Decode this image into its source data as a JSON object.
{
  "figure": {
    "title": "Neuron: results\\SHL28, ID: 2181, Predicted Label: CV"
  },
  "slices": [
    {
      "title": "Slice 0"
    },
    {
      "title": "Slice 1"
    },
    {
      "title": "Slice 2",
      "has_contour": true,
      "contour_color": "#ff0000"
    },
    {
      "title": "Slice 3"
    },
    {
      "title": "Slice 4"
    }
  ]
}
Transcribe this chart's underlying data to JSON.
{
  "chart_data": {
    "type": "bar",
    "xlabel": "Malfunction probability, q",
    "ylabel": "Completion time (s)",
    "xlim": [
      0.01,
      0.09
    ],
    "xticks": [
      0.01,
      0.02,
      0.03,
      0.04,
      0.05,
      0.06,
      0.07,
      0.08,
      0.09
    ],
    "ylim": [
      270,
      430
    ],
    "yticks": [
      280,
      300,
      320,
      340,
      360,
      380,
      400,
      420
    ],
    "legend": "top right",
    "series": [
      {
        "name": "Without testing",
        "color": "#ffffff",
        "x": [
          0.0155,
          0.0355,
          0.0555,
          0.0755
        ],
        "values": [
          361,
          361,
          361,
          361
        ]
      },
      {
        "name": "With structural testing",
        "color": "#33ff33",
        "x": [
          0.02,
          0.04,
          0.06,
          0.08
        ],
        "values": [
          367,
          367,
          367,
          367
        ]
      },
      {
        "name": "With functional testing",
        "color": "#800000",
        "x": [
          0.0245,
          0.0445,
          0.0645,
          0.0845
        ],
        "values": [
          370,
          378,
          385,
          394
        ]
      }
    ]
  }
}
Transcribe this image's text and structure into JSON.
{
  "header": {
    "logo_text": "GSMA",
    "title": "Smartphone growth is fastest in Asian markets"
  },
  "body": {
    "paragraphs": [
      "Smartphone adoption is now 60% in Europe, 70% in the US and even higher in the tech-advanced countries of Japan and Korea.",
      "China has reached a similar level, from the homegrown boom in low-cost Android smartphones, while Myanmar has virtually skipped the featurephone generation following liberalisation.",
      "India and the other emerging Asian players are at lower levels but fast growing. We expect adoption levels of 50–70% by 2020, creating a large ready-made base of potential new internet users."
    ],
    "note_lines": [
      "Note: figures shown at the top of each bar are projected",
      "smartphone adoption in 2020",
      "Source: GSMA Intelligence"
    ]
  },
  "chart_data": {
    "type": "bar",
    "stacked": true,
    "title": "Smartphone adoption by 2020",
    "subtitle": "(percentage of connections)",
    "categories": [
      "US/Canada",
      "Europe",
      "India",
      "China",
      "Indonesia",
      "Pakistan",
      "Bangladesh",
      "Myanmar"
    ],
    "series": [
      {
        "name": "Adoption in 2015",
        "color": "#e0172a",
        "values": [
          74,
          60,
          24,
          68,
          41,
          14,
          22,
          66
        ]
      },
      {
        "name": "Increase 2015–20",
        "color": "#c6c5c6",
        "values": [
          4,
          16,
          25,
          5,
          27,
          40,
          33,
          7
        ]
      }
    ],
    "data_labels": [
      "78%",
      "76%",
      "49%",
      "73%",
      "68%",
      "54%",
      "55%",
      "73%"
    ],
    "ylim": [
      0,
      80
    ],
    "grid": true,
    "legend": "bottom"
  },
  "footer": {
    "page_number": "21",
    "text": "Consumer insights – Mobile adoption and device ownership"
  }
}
******************************
Exercise
In the records, locate each line holding the string "testing" and copy it.

Finished task
        "name": "Without testing",
        "name": "With structural testing",
        "name": "With functional testing",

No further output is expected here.